PASSAGE CHOISI
━━━

Dossier : IMM-9566-22

Référence : 2023 CF 1040

Ottawa (Ontario), le 31 juillet 2023

En présence de l’honorable juge Pamel

ENTRE :

Ennio Celestino MINARINI AVILA

Daniel Alejandro MINARINI PEREZ

Carlos David MINARINI PEREZ

demandeurs

et

LE MINISTRE DE LA CITOYENNETÉ ET DE L’IMMIGRATION

défendeur

JUGEMENT ET MOTIFS

[1] Les demandeurs – Ennio Celestino Minarini Avila et ses deux fils adultes, Daniel Alejandro Minarini Perez et Carlos David Minarini Perez, – sont citoyens du Venezuela et de l’Italie. Ils demandent le contrôle judiciaire d’une décision de la Section d’appel des réfugiés [SAR] de la Commission de l’immigration et du statut de réfugié du Canada [CISR] datée du 8 septembre 2022. La SAR a confirmé la décision de la Section de la protection des réfugiés [SPR] de la CISR selon laquelle les demandeurs n’ont ni qualité de réfugiés au sens de la Convention ni qualité de personnes à protéger.

[2] Les demandeurs, tout comme l’épouse de M. Minarini Avila, Mme Alba Corina Perez de Minarini, ont demandé l’asile au Canada. La SPR a accueilli la demande de Mme Perez de Minarini, qui est titulaire de la nationalité du Venezuela et ne bénéficie pas de la nationalité italienne, ayant conclu qu’elle ferait face à une possibilité sérieuse de persécution sur la base de son opinion politique, si elle devait retourner au Venezuela. Mme Perez de Minarini n’est pas une partie au présent litige.

[3] Ni M. Minarini Avila ni son fils Carlos n’ont jamais vécu en Italie; seul Daniel y a vécu pendant six mois alors qu’il étudiait.

━━━

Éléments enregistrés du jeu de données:
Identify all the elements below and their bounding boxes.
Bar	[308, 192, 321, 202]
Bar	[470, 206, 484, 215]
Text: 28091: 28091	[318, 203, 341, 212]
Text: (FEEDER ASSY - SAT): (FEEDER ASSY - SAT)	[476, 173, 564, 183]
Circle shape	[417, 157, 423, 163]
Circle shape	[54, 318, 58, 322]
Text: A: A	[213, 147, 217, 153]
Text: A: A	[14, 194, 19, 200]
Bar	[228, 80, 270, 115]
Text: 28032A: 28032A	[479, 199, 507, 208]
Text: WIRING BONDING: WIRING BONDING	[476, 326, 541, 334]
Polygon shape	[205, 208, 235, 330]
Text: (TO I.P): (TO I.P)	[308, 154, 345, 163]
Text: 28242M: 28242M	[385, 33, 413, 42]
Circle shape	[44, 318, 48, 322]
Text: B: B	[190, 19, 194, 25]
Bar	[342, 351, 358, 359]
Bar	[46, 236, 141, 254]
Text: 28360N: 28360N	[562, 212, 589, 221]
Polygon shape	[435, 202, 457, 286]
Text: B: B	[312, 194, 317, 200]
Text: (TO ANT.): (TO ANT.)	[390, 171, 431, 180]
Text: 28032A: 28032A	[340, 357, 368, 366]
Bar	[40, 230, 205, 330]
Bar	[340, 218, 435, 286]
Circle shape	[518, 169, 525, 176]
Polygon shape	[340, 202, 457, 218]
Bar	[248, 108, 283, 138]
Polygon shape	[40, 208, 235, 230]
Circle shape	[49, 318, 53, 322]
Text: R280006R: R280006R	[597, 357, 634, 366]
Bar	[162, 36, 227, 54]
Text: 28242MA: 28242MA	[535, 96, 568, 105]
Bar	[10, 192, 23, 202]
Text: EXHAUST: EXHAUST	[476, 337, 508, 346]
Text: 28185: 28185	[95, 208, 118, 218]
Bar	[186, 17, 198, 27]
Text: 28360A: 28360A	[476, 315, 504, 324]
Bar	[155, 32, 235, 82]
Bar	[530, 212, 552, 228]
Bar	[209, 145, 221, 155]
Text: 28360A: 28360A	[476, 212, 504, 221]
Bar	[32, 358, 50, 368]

━━━

TRAVAIL DEMANDÉ
Poursuivez le jugement de la Cour fédérale sur les demandeurs Minarini en reprenant juste après la phrase consacrée au séjour de Daniel en Italie.

BONNE RÉPONSE
[4] Devant la SPR, M. Minarini Avila a témoigné qu’il ne voulait pas s’y installer, car il ne parle pas l’italien. Il a également fait allusion aux expériences d’autres membres de la communauté vénézuélienne qui n’y avaient pas été bien reçus. Pour sa part, son fils Daniel a témoigné que, pendant les six mois qu’il a passé en Italie à étudier, quelqu’un lui a mentionné que, malgré son passeport italien, il demeurait un étranger originaire du Venezuela. De plus, les demandeurs se sont appuyés sur la preuve documentaire dans le Cartable national de documentation [CND], qui rapporte plusieurs incidents de crimes racistes et d’actes de violence. Ils ont dénoncé que des élus italiens rejettent sur les immigrants la faute de la pandémie en plus de s’engager dans une rhétorique anti-immigration. Ils ont également présenté un rapport psychologique sur l’état de santé de Daniel, qui concerne la raisonnabilité et la viabilité d’un établissement en Italie par l’ensemble des appelants.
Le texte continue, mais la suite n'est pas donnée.